> Objective:
Give back the entire listing verbatim.
* * * * *
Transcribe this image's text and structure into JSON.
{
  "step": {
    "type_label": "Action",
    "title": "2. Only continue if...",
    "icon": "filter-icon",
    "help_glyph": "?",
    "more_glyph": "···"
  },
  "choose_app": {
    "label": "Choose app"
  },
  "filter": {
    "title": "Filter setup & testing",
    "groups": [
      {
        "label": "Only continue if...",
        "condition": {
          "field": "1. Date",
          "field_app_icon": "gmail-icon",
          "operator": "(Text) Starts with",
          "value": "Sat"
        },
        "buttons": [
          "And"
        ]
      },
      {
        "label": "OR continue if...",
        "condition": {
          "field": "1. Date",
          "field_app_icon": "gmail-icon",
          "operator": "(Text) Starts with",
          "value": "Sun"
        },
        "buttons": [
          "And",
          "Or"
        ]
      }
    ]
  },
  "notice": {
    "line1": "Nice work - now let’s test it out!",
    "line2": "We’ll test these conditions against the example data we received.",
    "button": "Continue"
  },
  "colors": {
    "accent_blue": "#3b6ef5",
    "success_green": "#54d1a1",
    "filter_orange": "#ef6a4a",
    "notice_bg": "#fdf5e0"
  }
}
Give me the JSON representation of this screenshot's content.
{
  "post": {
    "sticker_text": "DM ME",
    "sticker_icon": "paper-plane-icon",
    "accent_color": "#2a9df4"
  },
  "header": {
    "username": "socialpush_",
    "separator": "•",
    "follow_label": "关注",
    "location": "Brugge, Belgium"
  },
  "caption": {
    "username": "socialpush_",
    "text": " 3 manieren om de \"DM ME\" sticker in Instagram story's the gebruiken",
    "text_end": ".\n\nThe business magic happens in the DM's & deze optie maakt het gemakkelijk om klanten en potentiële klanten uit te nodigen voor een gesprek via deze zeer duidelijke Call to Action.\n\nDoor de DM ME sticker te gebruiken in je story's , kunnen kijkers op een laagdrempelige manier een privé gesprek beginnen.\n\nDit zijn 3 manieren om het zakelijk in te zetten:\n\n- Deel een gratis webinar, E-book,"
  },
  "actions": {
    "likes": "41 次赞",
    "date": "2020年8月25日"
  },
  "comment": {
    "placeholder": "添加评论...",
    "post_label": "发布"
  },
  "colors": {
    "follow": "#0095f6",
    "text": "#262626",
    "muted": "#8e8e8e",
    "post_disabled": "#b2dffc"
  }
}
* * * * *
> Written solution:
Transcribe this image's text and structure into JSON.
{
  "step": {
    "type_label": "Action",
    "title": "2. Only continue if...",
    "icon": "filter-icon",
    "help_glyph": "?",
    "more_glyph": "···"
  },
  "choose_app": {
    "label": "Choose app"
  },
  "filter": {
    "title": "Filter setup & testing",
    "groups": [
      {
        "label": "Only continue if...",
        "condition": {
          "field": "1. Date",
          "field_app_icon": "gmail-icon",
          "operator": "(Text) Starts with",
          "value": "Sat"
        },
        "buttons": [
          "And"
        ]
      },
      {
        "label": "OR continue if...",
        "condition": {
          "field": "1. Date",
          "field_app_icon": "gmail-icon",
          "operator": "(Text) Starts with",
          "value": "Sun"
        },
        "buttons": [
          "And",
          "Or"
        ]
      }
    ]
  },
  "notice": {
    "line1": "Nice work - now let’s test it out!",
    "line2": "We’ll test these conditions against the example data we received.",
    "button": "Continue"
  },
  "colors": {
    "accent_blue": "#3b6ef5",
    "success_green": "#54d1a1",
    "filter_orange": "#ef6a4a",
    "notice_bg": "#fdf5e0"
  }
}
Give me the JSON representation of this screenshot's content.
{
  "post": {
    "sticker_text": "DM ME",
    "sticker_icon": "paper-plane-icon",
    "accent_color": "#2a9df4"
  },
  "header": {
    "username": "socialpush_",
    "separator": "•",
    "follow_label": "关注",
    "location": "Brugge, Belgium"
  },
  "caption": {
    "username": "socialpush_",
    "text": " 3 manieren om de \"DM ME\" sticker in Instagram story's the gebruiken",
    "text_end": ".\n\nThe business magic happens in the DM's & deze optie maakt het gemakkelijk om klanten en potentiële klanten uit te nodigen voor een gesprek via deze zeer duidelijke Call to Action.\n\nDoor de DM ME sticker te gebruiken in je story's , kunnen kijkers op een laagdrempelige manier een privé gesprek beginnen.\n\nDit zijn 3 manieren om het zakelijk in te zetten:\n\n- Deel een gratis webinar, E-book,"
  },
  "actions": {
    "likes": "41 次赞",
    "date": "2020年8月25日"
  },
  "comment": {
    "placeholder": "添加评论...",
    "post_label": "发布"
  },
  "colors": {
    "follow": "#0095f6",
    "text": "#262626",
    "muted": "#8e8e8e",
    "post_disabled": "#b2dffc"
  }
}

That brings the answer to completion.